» **DIRECTION**:
Repeat the full listing, word for word.

— START RECORDS SHOWN —

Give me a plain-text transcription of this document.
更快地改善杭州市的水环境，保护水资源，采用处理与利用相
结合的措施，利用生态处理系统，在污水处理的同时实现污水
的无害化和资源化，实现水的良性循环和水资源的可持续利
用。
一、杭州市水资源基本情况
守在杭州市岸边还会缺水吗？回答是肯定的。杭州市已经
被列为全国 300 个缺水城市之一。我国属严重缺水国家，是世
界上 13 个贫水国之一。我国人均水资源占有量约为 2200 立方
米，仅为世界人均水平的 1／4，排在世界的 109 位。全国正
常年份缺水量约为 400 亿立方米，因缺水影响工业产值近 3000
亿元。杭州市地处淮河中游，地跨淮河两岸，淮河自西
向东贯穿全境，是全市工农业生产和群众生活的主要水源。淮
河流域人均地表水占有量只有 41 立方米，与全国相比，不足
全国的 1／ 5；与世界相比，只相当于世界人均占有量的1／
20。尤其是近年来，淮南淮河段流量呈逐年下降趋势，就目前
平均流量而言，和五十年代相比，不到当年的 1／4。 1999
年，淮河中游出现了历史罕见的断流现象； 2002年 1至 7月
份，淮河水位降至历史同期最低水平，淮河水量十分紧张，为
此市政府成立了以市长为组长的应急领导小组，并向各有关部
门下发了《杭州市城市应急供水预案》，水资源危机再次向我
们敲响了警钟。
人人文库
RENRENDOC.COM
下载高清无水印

— END RECORDS SHOWN —

» **SOLVED PROBLEM**:
Give me a plain-text transcription of this document.
更快地改善杭州市的水环境，保护水资源，采用处理与利用相
结合的措施，利用生态处理系统，在污水处理的同时实现污水
的无害化和资源化，实现水的良性循环和水资源的可持续利
用。
一、杭州市水资源基本情况
守在杭州市岸边还会缺水吗？回答是肯定的。杭州市已经
被列为全国 300 个缺水城市之一。我国属严重缺水国家，是世
界上 13 个贫水国之一。我国人均水资源占有量约为 2200 立方
米，仅为世界人均水平的 1／4，排在世界的 109 位。全国正
常年份缺水量约为 400 亿立方米，因缺水影响工业产值近 3000
亿元。杭州市地处淮河中游，地跨淮河两岸，淮河自西
向东贯穿全境，是全市工农业生产和群众生活的主要水源。淮
河流域人均地表水占有量只有 41 立方米，与全国相比，不足
全国的 1／ 5；与世界相比，只相当于世界人均占有量的1／
20。尤其是近年来，淮南淮河段流量呈逐年下降趋势，就目前
平均流量而言，和五十年代相比，不到当年的 1／4。 1999
年，淮河中游出现了历史罕见的断流现象； 2002年 1至 7月
份，淮河水位降至历史同期最低水平，淮河水量十分紧张，为
此市政府成立了以市长为组长的应急领导小组，并向各有关部
门下发了《杭州市城市应急供水预案》，水资源危机再次向我
们敲响了警钟。
人人文库
RENRENDOC.COM
下载高清无水印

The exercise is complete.